• _EXERCISE PROMPT_
Go through the listing and return every line with "into" in it.

• _MATERIAL FOR THIS EXERCISE_
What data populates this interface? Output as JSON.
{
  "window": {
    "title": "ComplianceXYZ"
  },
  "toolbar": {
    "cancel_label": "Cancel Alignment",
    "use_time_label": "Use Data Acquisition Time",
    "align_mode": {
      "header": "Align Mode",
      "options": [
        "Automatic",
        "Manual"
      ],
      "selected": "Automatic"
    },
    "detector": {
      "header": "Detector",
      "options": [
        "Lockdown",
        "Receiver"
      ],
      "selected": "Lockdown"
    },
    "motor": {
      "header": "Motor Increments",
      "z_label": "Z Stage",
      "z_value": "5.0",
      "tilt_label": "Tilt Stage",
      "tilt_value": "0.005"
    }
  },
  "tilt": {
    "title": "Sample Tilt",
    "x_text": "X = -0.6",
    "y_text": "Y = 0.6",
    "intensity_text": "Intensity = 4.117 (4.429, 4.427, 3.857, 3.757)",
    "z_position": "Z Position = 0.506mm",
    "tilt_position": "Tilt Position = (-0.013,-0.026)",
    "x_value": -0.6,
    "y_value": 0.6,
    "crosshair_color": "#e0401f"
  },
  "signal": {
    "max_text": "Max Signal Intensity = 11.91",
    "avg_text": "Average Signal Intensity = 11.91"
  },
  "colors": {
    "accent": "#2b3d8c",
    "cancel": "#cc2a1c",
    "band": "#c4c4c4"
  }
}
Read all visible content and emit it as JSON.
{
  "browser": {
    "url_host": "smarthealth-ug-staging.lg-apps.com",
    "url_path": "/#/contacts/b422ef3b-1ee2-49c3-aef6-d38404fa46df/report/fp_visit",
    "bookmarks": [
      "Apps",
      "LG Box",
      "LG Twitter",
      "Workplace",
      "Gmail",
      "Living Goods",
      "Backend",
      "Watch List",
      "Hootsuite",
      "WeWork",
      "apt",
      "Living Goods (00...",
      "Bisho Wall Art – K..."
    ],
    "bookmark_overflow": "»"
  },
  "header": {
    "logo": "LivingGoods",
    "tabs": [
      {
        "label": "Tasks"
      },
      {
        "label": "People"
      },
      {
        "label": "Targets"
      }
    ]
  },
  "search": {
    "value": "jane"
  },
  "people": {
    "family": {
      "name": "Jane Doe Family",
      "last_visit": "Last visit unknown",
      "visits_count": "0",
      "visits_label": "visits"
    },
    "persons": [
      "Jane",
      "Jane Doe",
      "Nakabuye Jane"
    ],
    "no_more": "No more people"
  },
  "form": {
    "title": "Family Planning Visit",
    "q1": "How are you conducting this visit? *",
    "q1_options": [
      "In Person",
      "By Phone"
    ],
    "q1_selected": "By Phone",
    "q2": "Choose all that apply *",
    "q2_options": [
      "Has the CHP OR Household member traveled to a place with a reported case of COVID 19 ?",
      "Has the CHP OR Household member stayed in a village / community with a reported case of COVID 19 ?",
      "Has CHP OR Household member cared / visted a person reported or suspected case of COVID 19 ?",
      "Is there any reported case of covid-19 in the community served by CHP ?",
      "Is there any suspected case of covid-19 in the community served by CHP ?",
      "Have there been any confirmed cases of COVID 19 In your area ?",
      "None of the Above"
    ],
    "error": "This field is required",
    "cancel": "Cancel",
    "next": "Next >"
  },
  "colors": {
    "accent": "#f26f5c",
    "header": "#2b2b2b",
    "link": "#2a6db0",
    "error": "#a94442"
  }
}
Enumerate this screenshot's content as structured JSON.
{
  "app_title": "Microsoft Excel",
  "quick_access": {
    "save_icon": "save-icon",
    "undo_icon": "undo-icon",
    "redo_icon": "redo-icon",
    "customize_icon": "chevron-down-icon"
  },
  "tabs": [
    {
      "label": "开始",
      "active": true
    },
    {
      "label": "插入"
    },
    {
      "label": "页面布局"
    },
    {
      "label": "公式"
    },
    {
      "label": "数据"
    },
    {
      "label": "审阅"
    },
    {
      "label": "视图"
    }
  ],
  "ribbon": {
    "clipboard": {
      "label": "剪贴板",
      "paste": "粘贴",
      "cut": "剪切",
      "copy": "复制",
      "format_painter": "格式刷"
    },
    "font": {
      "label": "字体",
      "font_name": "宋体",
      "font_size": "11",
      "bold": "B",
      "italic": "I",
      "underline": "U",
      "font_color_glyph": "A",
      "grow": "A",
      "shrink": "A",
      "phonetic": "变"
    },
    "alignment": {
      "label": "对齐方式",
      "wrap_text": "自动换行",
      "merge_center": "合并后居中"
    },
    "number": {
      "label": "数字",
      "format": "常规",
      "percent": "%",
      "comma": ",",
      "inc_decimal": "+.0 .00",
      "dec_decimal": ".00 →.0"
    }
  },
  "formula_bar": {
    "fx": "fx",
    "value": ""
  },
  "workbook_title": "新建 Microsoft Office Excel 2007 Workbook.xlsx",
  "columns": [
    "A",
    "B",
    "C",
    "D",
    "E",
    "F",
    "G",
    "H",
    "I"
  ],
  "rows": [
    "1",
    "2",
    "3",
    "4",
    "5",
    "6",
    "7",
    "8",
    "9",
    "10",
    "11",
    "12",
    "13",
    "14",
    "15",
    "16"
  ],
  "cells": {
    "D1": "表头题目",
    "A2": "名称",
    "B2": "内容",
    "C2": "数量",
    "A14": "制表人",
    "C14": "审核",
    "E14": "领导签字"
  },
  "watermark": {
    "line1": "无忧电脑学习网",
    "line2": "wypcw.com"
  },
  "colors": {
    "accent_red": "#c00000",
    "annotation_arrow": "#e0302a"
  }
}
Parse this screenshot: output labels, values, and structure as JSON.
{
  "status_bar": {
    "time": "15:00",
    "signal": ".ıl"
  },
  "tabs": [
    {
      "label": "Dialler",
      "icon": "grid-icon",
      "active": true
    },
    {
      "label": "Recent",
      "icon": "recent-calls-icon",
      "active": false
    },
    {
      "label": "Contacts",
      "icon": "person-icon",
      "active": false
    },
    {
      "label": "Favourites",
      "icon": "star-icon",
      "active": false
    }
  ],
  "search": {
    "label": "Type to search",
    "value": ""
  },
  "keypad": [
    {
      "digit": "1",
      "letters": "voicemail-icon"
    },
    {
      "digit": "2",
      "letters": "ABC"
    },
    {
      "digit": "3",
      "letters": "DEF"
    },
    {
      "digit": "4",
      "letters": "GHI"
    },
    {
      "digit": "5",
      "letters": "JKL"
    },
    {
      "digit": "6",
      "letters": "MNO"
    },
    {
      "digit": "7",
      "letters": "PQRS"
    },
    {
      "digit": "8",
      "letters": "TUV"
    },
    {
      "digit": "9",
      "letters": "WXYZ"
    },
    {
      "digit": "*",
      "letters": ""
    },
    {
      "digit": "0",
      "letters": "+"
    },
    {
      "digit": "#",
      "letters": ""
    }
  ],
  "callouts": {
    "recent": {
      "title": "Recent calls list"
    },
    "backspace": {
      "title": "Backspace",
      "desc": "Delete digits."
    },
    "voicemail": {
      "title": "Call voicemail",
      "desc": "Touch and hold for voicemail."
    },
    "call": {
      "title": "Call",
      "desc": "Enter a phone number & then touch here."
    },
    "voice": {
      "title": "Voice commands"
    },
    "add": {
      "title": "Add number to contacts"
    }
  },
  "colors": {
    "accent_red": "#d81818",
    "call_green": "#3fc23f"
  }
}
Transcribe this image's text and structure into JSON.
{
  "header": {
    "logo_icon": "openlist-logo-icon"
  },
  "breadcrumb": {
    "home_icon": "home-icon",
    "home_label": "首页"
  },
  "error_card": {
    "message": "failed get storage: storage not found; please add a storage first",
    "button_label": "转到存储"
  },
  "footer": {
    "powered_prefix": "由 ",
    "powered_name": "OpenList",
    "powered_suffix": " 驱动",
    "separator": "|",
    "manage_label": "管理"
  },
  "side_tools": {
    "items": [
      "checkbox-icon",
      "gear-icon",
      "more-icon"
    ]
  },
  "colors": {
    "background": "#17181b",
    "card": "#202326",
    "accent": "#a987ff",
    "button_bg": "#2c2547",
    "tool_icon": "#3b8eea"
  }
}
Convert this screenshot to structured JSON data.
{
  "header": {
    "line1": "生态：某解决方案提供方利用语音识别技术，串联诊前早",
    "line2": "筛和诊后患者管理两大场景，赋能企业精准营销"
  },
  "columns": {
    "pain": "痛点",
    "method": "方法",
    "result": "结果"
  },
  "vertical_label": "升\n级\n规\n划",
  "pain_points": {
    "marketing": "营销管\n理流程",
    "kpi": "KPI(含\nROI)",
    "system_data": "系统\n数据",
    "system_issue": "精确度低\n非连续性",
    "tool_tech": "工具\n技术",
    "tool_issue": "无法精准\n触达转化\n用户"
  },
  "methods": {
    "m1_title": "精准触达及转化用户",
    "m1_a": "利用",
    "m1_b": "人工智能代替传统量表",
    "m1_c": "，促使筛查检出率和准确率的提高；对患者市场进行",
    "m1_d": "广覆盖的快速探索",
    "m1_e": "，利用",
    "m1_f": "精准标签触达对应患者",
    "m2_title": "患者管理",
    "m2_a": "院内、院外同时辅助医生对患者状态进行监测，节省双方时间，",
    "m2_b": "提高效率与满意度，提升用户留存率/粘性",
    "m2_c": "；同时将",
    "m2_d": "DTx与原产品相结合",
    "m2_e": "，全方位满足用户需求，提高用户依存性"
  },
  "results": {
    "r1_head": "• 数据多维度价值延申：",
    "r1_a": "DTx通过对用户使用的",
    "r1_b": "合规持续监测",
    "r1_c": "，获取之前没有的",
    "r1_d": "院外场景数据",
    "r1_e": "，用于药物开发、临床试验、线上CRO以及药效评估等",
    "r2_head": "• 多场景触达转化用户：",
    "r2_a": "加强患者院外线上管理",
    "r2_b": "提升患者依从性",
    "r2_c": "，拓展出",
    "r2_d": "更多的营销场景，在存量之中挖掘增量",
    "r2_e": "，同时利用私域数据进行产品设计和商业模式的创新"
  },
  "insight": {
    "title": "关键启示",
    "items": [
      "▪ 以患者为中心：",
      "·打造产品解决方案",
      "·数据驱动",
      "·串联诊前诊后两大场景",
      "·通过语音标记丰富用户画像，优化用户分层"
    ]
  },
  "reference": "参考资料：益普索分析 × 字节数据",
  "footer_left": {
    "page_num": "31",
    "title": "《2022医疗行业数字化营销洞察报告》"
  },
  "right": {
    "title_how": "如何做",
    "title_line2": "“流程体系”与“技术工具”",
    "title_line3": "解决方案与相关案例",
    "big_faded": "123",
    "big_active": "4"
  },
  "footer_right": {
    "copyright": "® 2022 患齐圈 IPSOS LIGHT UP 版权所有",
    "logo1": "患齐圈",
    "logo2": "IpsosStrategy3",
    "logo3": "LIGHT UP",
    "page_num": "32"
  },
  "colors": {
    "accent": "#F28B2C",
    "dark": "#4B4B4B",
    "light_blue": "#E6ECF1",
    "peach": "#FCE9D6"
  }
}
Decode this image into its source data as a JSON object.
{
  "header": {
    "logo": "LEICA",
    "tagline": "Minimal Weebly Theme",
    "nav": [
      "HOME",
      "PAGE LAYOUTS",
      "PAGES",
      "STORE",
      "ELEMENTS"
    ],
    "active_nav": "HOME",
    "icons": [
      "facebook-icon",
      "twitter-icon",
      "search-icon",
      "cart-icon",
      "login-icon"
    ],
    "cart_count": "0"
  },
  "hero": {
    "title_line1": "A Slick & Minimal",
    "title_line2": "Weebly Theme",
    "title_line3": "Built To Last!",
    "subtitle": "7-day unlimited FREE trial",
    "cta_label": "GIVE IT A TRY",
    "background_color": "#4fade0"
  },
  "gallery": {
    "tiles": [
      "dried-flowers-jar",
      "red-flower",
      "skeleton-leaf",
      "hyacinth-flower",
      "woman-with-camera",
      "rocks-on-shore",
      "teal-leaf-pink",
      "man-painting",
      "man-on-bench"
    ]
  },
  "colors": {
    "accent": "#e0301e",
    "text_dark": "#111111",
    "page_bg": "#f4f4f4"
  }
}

• _EXPECTED ANSWER_
Transcribe this image's text and structure into JSON.
Decode this image into its source data as a JSON object.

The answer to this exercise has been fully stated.